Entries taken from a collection

* BEGIN *

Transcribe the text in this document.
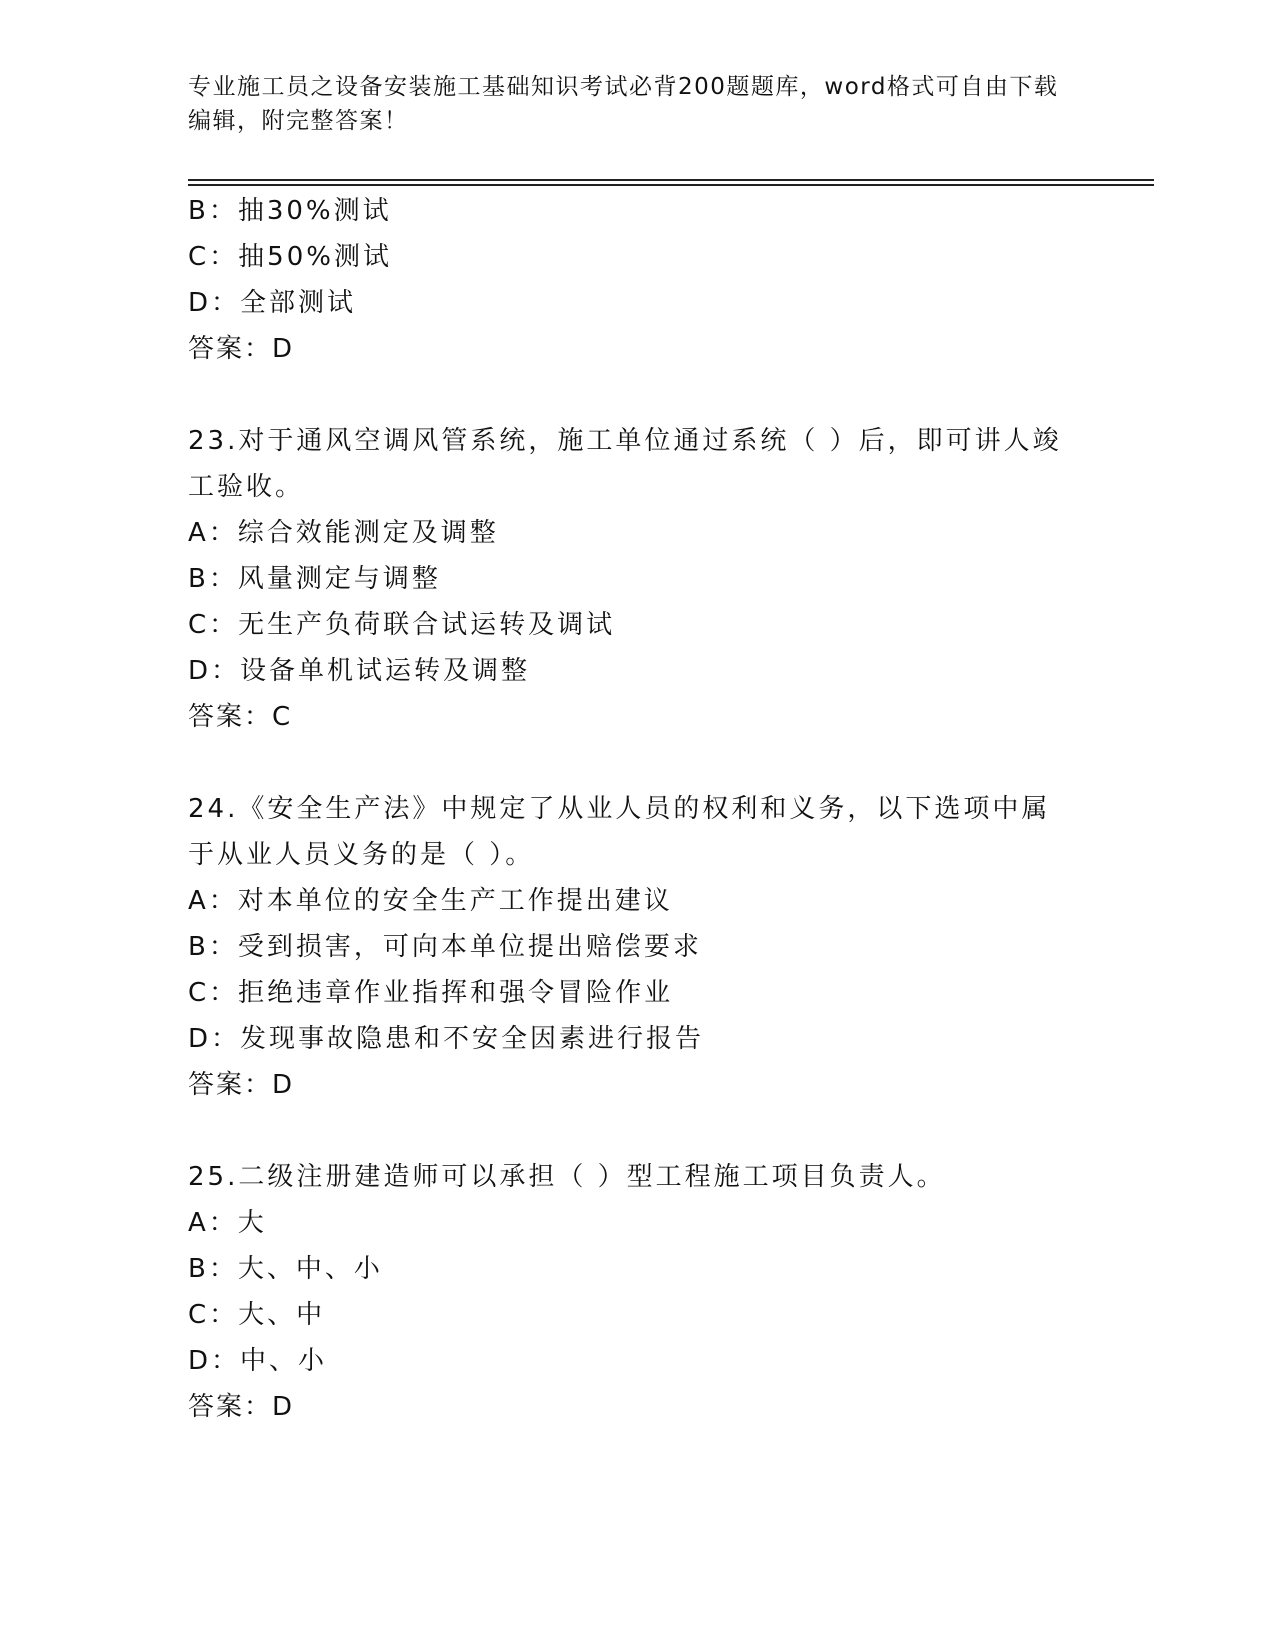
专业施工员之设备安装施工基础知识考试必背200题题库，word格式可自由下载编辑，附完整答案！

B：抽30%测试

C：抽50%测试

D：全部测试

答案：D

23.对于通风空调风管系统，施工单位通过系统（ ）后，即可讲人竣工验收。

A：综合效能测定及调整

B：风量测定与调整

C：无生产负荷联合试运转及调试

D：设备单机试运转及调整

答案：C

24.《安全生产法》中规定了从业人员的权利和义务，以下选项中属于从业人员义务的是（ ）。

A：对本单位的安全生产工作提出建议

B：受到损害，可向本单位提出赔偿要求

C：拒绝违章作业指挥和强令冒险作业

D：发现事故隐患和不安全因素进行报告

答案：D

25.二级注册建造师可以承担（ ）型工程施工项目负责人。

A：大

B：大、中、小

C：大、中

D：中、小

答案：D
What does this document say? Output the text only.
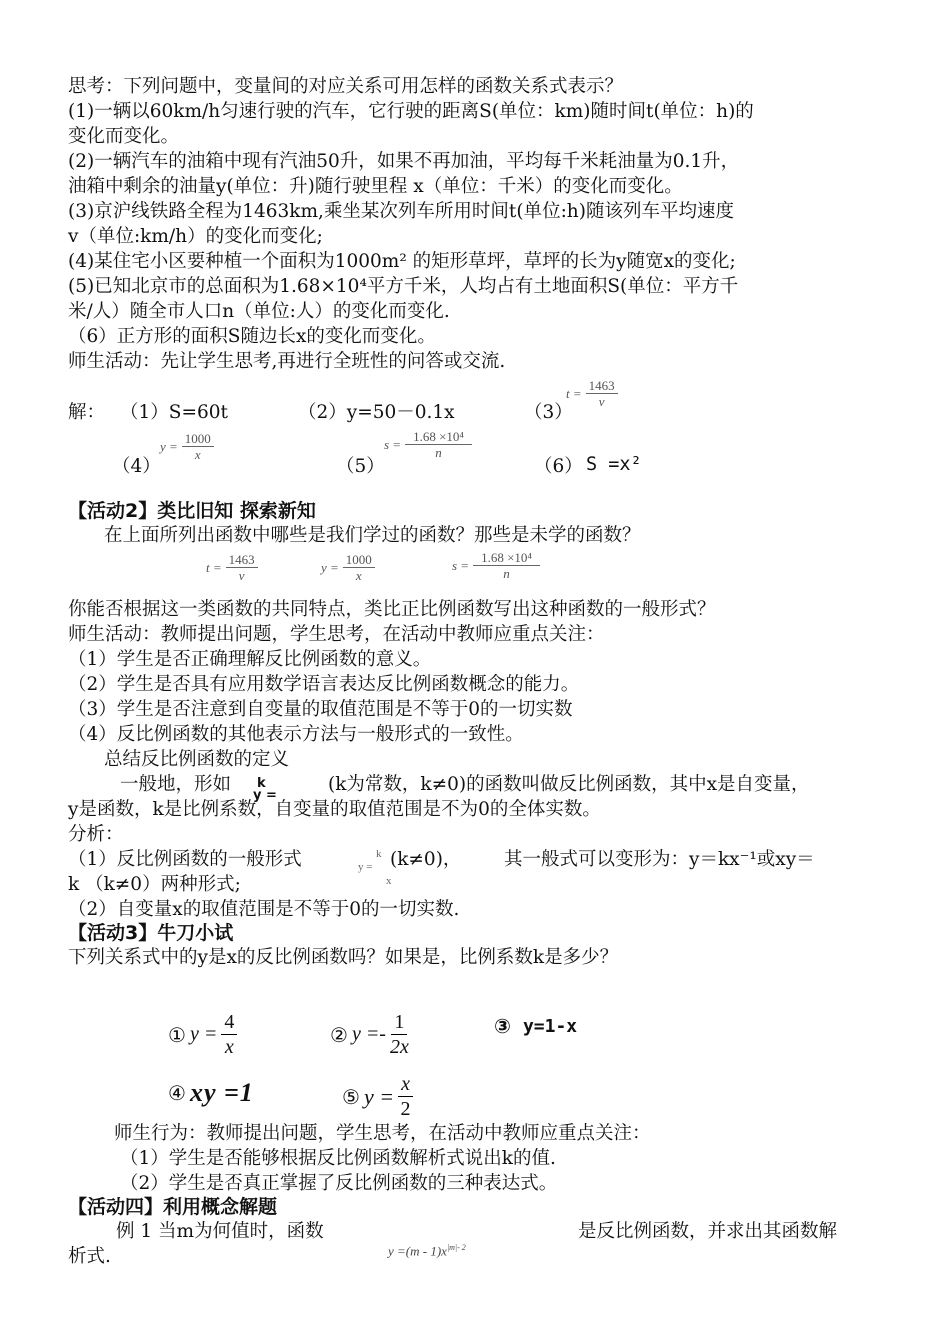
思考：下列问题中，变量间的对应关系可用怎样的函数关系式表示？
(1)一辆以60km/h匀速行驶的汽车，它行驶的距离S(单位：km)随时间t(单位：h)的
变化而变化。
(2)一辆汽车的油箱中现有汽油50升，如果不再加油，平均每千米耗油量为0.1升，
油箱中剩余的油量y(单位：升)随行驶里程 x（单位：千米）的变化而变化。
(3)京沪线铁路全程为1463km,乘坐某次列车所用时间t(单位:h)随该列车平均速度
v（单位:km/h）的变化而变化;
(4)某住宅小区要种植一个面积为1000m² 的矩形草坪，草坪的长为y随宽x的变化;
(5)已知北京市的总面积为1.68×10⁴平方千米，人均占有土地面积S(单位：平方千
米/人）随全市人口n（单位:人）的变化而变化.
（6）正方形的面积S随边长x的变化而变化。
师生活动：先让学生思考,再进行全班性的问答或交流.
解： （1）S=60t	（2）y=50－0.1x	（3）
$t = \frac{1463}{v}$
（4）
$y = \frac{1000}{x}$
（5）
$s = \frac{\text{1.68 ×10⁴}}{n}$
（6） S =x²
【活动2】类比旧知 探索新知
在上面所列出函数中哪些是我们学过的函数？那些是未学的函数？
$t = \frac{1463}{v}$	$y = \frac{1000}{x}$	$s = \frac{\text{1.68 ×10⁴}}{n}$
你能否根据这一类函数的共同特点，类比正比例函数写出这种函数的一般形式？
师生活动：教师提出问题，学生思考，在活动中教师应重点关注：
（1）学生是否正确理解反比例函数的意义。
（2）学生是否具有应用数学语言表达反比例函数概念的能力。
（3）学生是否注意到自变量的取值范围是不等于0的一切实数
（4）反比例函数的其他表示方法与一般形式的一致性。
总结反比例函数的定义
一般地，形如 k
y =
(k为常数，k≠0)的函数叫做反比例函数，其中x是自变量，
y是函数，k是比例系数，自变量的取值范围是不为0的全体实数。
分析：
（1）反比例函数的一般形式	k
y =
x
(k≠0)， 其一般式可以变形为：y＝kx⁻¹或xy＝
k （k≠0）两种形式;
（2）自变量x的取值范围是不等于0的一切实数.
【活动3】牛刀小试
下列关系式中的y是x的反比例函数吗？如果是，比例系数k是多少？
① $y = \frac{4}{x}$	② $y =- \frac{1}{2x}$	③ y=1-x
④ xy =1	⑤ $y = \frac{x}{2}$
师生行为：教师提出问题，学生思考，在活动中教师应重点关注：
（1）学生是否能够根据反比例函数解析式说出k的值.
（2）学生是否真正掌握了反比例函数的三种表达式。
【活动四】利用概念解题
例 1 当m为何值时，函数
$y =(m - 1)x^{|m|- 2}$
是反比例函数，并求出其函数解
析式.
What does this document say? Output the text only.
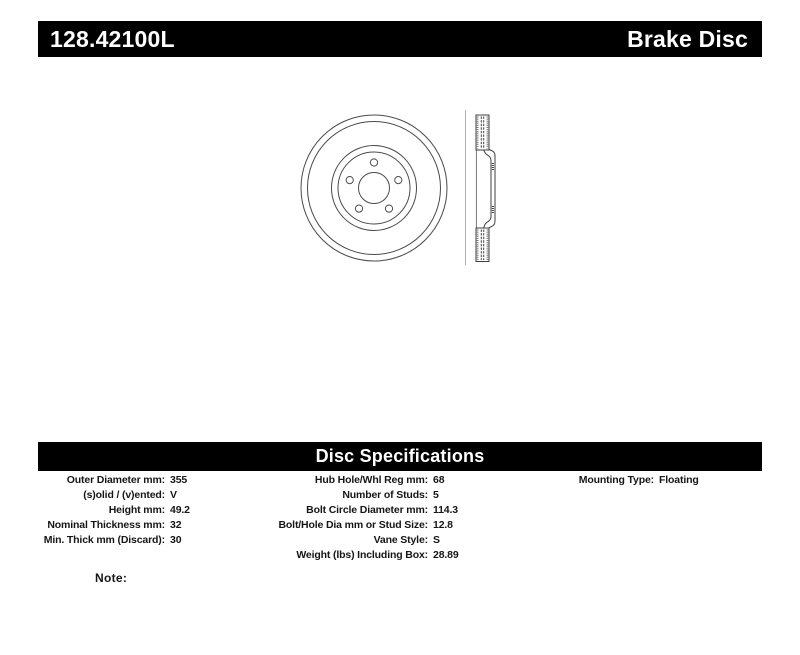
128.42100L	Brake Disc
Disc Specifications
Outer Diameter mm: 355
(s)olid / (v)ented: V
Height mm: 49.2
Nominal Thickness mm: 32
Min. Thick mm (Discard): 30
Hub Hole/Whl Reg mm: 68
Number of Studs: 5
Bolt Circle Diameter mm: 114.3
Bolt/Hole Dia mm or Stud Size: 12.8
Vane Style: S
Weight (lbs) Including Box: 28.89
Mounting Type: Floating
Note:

* END *

How many lines of the records contain the string "frac"? Respond with the number alone.

6